▶ **Extracted text**:
--- START ---

2017-04-10 16:56:43       source:IPP Review

April 5, 2017

By Mark J. Valencia


The Asia Maritime Transparency Initiative (AMTI) at Washington’s Center for Strategic and International Studies (CSIS) has released a new report, “China’s Big Three Near Completion,” revealing China’s latest construction on the features it occupies in the South China Sea.


In what has become a predictable pattern, some US and foreign media have used the information to bolster their campaigns to convince the Trump administration that China presents an imminent threat to US interests there — including freedom of navigation. But the leaps of logic and the burgeoning drumbeat for the US to confront China should be considered with a healthy dose of skepticism. The sky is not falling—not yet, anyway.


Judging by its homepage, AMTI prides itself on its reports being featured in such reputable media as the New York Times, Reuters, and the Washington Post. But it doesn’t list other more hawkish media like Fox News, Breitbart, and the Washington Times that use this information to support their calls for the US to “stand up” to China. Of course one cannot hold AMTI analysts responsible for how their information is used. But it doesn’t help that the AMTI analysts themselves push a biased interpretation both in word and by the blinkered focus of their research.


For example, AMTI’s latest report concludes that China “can now deploy military assets including combat aircraft and mobile missile launchers to the Spratly Islands at any time.” This is a fact. But then its director, Greg Poling, said in an interview regarding the report’s release “…look for deployment in the near future,” and “This is ‘militarization.’” He also said, “If you’re a Southeast Asian fisherman or an oil and gas exploration vessel, you don’t operate [presumably within China’s nine-dashed line claim] unless the Chinese let you operate, because they now are watching everything you do, and as soon as they send planes out there they’ll be able to intervene anywhere, anytime.”

--- END ---

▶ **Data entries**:
--- START ---

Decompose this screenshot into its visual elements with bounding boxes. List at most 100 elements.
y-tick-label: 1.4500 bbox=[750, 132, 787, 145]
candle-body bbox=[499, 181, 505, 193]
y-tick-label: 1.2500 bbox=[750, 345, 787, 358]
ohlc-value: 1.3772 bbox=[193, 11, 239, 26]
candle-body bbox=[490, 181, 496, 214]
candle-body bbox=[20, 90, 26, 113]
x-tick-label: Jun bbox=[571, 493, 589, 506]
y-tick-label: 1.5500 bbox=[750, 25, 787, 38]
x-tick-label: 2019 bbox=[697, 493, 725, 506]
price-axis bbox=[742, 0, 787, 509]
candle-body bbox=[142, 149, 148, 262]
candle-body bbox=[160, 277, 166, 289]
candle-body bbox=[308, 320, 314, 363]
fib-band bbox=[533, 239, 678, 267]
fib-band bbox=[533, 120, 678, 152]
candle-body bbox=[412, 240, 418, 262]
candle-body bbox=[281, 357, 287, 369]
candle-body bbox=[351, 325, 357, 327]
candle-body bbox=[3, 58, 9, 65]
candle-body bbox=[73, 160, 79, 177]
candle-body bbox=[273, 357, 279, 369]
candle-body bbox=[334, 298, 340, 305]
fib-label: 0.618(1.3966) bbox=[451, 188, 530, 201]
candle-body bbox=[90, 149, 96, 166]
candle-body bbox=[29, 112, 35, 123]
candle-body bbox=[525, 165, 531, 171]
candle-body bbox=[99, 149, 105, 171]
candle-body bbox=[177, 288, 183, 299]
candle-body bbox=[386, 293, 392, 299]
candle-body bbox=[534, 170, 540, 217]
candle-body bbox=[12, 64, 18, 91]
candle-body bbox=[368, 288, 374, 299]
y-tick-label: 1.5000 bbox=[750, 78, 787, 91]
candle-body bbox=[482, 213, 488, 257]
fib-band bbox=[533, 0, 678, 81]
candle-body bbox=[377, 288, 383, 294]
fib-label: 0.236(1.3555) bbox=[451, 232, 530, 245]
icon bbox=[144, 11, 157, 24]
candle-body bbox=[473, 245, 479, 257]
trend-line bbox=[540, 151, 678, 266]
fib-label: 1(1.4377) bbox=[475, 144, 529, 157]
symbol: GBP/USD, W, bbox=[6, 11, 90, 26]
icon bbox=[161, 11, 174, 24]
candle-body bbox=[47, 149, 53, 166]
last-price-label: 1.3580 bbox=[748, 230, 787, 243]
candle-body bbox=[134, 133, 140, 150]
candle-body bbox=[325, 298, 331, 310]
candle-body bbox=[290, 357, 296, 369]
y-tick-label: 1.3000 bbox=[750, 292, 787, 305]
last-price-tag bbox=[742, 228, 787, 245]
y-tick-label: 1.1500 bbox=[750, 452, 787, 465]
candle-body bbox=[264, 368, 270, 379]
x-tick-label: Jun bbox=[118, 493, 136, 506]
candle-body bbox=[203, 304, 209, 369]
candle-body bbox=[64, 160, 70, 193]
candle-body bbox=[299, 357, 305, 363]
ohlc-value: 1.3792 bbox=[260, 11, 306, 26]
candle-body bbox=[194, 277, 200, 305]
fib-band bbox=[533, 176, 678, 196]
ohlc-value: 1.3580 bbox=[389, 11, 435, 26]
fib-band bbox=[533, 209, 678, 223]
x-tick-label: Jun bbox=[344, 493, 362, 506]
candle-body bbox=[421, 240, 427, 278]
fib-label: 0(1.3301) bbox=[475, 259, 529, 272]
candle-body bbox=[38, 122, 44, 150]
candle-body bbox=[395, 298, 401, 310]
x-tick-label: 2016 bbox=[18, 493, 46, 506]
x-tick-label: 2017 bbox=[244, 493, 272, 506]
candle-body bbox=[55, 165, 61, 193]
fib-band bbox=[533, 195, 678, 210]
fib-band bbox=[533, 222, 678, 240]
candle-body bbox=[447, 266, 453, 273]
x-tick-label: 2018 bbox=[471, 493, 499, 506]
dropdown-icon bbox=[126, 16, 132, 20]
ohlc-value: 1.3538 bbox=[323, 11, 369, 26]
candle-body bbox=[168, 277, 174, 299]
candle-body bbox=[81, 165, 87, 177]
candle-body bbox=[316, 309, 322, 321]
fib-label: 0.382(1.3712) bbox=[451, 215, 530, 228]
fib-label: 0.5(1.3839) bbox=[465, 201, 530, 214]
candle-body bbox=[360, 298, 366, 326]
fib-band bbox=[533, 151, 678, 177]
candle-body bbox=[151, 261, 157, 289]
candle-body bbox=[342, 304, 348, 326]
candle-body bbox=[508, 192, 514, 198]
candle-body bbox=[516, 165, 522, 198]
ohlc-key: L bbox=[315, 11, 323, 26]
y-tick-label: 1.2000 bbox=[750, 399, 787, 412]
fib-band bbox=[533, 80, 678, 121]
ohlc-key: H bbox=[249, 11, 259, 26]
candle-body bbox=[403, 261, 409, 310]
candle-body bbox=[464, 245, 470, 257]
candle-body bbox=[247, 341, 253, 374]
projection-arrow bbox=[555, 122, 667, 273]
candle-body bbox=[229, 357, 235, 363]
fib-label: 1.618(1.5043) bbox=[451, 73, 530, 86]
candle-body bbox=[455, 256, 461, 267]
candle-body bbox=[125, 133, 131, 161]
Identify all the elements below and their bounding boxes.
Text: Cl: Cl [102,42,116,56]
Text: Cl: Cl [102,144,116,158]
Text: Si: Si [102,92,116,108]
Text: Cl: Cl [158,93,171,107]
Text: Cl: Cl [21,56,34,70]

--- END ---

▶ **What the task requires**:
Reproduce the stretch of the article on China's South China Sea construction from "April 5, 2017" through "falling—not yet, anyway.".

▶ **Task response**:
April 5, 2017

By Mark J. Valencia


The Asia Maritime Transparency Initiative (AMTI) at Washington’s Center for Strategic and International Studies (CSIS) has released a new report, “China’s Big Three Near Completion,” revealing China’s latest construction on the features it occupies in the South China Sea.


In what has become a predictable pattern, some US and foreign media have used the information to bolster their campaigns to convince the Trump administration that China presents an imminent threat to US interests there — including freedom of navigation. But the leaps of logic and the burgeoning drumbeat for the US to confront China should be considered with a healthy dose of skepticism. The sky is not falling—not yet, anyway.